_Given request:_
Copy out every line of the records where the string "время" occurs.

_Saved entries:_

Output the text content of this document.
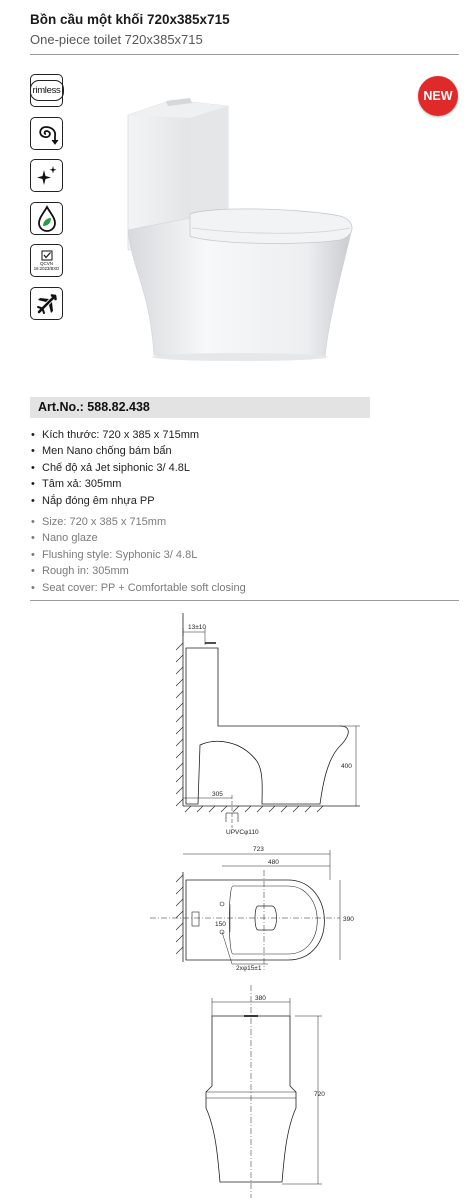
Bồn cầu một khối 720x385x715
One-piece toilet 720x385x715
rimless
QCVN
16:2023/BXD
NEW
Art.No.: 588.82.438
• Kích thước: 720 x 385 x 715mm
• Men Nano chống bám bẩn
• Chế độ xả Jet siphonic 3/ 4.8L
• Tâm xả: 305mm
• Nắp đóng êm nhựa PP
• Size: 720 x 385 x 715mm
• Nano glaze
• Flushing style: Syphonic 3/ 4.8L
• Rough in: 305mm
• Seat cover: PP + Comfortable soft closing
13±10
400
305
UPVCφ110
723
480
390
150
2xφ15±1
380
720
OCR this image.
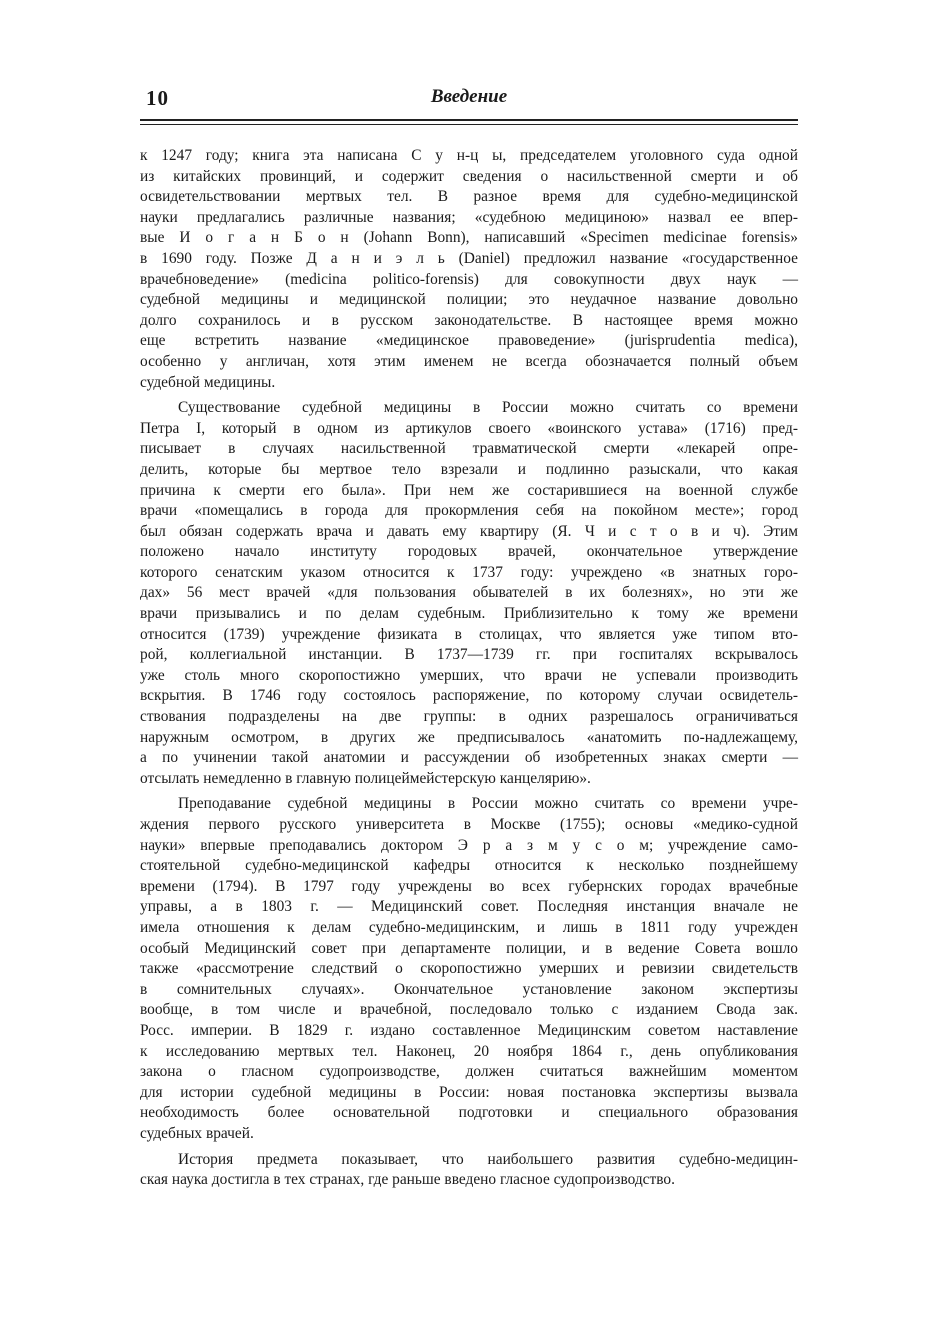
10	Введение
к 1247 году; книга эта написана С у н-ц ы, председателем уголовного суда одной
из китайских провинций, и содержит сведения о насильственной смерти и об
освидетельствовании мертвых тел. В разное время для судебно-медицинской
науки предлагались различные названия; «судебною медициною» назвал ее впер-
вые И о г а н Б о н (Johann Bonn), написавший «Specimen medicinae forensis»
в 1690 году. Позже Д а н и э л ь (Daniel) предложил название «государственное
врачебноведение» (medicina politico-forensis) для совокупности двух наук —
судебной медицины и медицинской полиции; это неудачное название довольно
долго сохранилось и в русском законодательстве. В настоящее время можно
еще встретить название «медицинское правоведение» (jurisprudentia medica),
особенно у англичан, хотя этим именем не всегда обозначается полный объем
судебной медицины.
Существование судебной медицины в России можно считать со времени
Петра I, который в одном из артикулов своего «воинского устава» (1716) пред-
писывает в случаях насильственной травматической смерти «лекарей опре-
делить, которые бы мертвое тело взрезали и подлинно разыскали, что какая
причина к смерти его была». При нем же состарившиеся на военной службе
врачи «помещались в города для прокормления себя на покойном месте»; город
был обязан содержать врача и давать ему квартиру (Я. Ч и с т о в и ч). Этим
положено начало институту городовых врачей, окончательное утверждение
которого сенатским указом относится к 1737 году: учреждено «в знатных горо-
дах» 56 мест врачей «для пользования обывателей в их болезнях», но эти же
врачи призывались и по делам судебным. Приблизительно к тому же времени
относится (1739) учреждение физиката в столицах, что является уже типом вто-
рой, коллегиальной инстанции. В 1737—1739 гг. при госпиталях вскрывалось
уже столь много скоропостижно умерших, что врачи не успевали производить
вскрытия. В 1746 году состоялось распоряжение, по которому случаи освидетель-
ствования подразделены на две группы: в одних разрешалось ограничиваться
наружным осмотром, в других же предписывалось «анатомить по-надлежащему,
а по учинении такой анатомии и рассуждении об изобретенных знаках смерти —
отсылать немедленно в главную полицеймейстерскую канцелярию».
Преподавание судебной медицины в России можно считать со времени учре-
ждения первого русского университета в Москве (1755); основы «медико-судной
науки» впервые преподавались доктором Э р а з м у с о м; учреждение само-
стоятельной судебно-медицинской кафедры относится к несколько позднейшему
времени (1794). В 1797 году учреждены во всех губернских городах врачебные
управы, а в 1803 г. — Медицинский совет. Последняя инстанция вначале не
имела отношения к делам судебно-медицинским, и лишь в 1811 году учрежден
особый Медицинский совет при департаменте полиции, и в ведение Совета вошло
также «рассмотрение следствий о скоропостижно умерших и ревизии свидетельств
в сомнительных случаях». Окончательное установление законом экспертизы
вообще, в том числе и врачебной, последовало только с изданием Свода зак.
Росс. империи. В 1829 г. издано составленное Медицинским советом наставление
к исследованию мертвых тел. Наконец, 20 ноября 1864 г., день опубликования
закона о гласном судопроизводстве, должен считаться важнейшим моментом
для истории судебной медицины в России: новая постановка экспертизы вызвала
необходимость более основательной подготовки и специального образования
судебных врачей.
История предмета показывает, что наибольшего развития судебно-медицин-
ская наука достигла в тех странах, где раньше введено гласное судопроизводство.
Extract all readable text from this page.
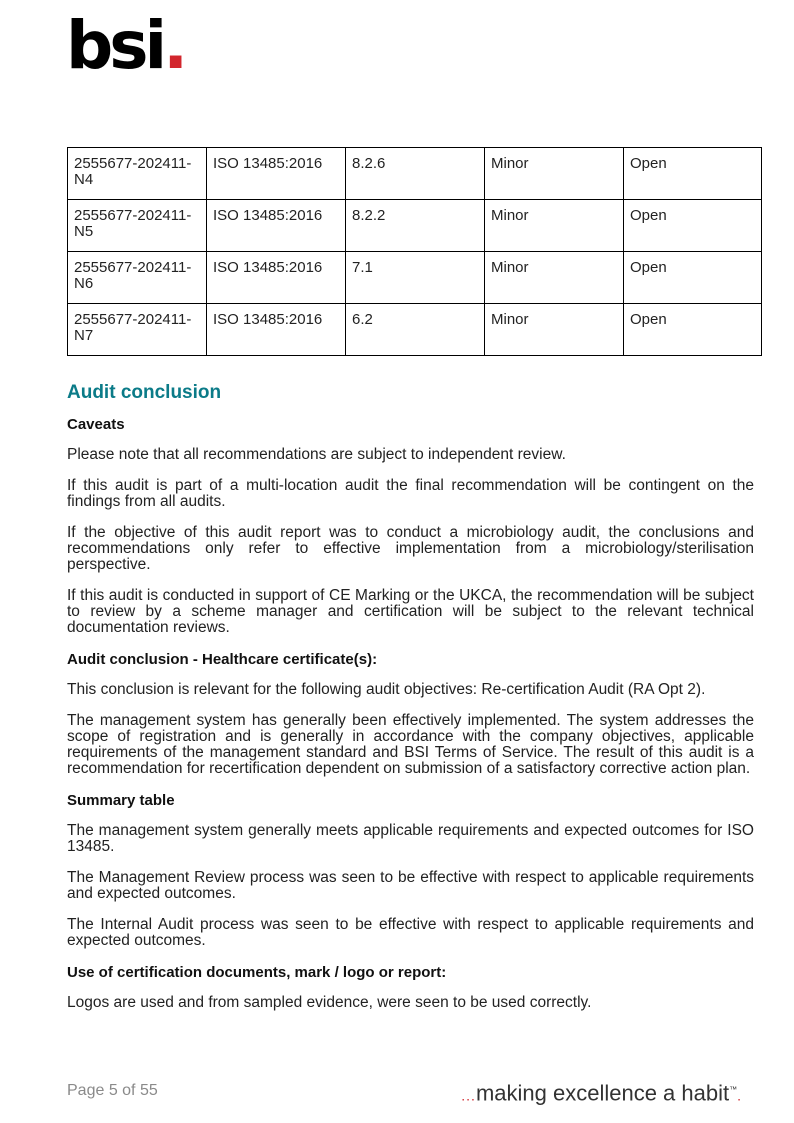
bsi.
2555677-202411-N4	ISO 13485:2016	8.2.6	Minor	Open
2555677-202411-N5	ISO 13485:2016	8.2.2	Minor	Open
2555677-202411-N6	ISO 13485:2016	7.1	Minor	Open
2555677-202411-N7	ISO 13485:2016	6.2	Minor	Open
Audit conclusion
Caveats

Please note that all recommendations are subject to independent review.

If this audit is part of a multi-location audit the final recommendation will be contingent on the findings from all audits.

If the objective of this audit report was to conduct a microbiology audit, the conclusions and recommendations only refer to effective implementation from a microbiology/sterilisation perspective.

If this audit is conducted in support of CE Marking or the UKCA, the recommendation will be subject to review by a scheme manager and certification will be subject to the relevant technical documentation reviews.

Audit conclusion - Healthcare certificate(s):

This conclusion is relevant for the following audit objectives: Re-certification Audit (RA Opt 2).

The management system has generally been effectively implemented. The system addresses the scope of registration and is generally in accordance with the company objectives, applicable requirements of the management standard and BSI Terms of Service. The result of this audit is a recommendation for recertification dependent on submission of a satisfactory corrective action plan.

Summary table

The management system generally meets applicable requirements and expected outcomes for ISO 13485.

The Management Review process was seen to be effective with respect to applicable requirements and expected outcomes.

The Internal Audit process was seen to be effective with respect to applicable requirements and expected outcomes.

Use of certification documents, mark / logo or report:

Logos are used and from sampled evidence, were seen to be used correctly.

Page 5 of 55	...making excellence a habit™.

_Answer to the exercise:_
освидетельствовании мертвых тел. В разное время для судебно-медицинской
долго сохранилось и в русском законодательстве. В настоящее время можно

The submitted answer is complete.